WRITTEN TASK => Write every line of the material out exactly as shown.

Saved data entries =>
※ ※ ※
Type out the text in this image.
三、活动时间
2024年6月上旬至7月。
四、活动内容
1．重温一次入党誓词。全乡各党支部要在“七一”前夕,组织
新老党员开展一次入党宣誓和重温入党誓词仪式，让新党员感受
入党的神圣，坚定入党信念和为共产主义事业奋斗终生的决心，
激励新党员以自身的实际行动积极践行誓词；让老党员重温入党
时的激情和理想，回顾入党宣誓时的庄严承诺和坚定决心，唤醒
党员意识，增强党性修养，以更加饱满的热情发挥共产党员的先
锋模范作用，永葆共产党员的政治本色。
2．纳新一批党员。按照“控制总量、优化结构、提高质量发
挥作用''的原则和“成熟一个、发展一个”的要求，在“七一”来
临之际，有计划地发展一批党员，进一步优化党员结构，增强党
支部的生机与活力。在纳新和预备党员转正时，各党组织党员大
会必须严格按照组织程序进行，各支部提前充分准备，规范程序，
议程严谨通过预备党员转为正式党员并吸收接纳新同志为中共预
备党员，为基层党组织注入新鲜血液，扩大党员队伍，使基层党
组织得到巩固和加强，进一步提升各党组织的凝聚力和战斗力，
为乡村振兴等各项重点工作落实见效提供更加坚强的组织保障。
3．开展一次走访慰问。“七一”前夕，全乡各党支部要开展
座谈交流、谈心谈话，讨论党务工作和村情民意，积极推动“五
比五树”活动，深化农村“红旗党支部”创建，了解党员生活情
※ ※ ※
THE REPLY =>
Type out the text in this image.
三、活动时间
2024年6月上旬至7月。
四、活动内容
1．重温一次入党誓词。全乡各党支部要在“七一”前夕,组织
新老党员开展一次入党宣誓和重温入党誓词仪式，让新党员感受
入党的神圣，坚定入党信念和为共产主义事业奋斗终生的决心，
激励新党员以自身的实际行动积极践行誓词；让老党员重温入党
时的激情和理想，回顾入党宣誓时的庄严承诺和坚定决心，唤醒
党员意识，增强党性修养，以更加饱满的热情发挥共产党员的先
锋模范作用，永葆共产党员的政治本色。
2．纳新一批党员。按照“控制总量、优化结构、提高质量发
挥作用''的原则和“成熟一个、发展一个”的要求，在“七一”来
临之际，有计划地发展一批党员，进一步优化党员结构，增强党
支部的生机与活力。在纳新和预备党员转正时，各党组织党员大
会必须严格按照组织程序进行，各支部提前充分准备，规范程序，
议程严谨通过预备党员转为正式党员并吸收接纳新同志为中共预
备党员，为基层党组织注入新鲜血液，扩大党员队伍，使基层党
组织得到巩固和加强，进一步提升各党组织的凝聚力和战斗力，
为乡村振兴等各项重点工作落实见效提供更加坚强的组织保障。
3．开展一次走访慰问。“七一”前夕，全乡各党支部要开展
座谈交流、谈心谈话，讨论党务工作和村情民意，积极推动“五
比五树”活动，深化农村“红旗党支部”创建，了解党员生活情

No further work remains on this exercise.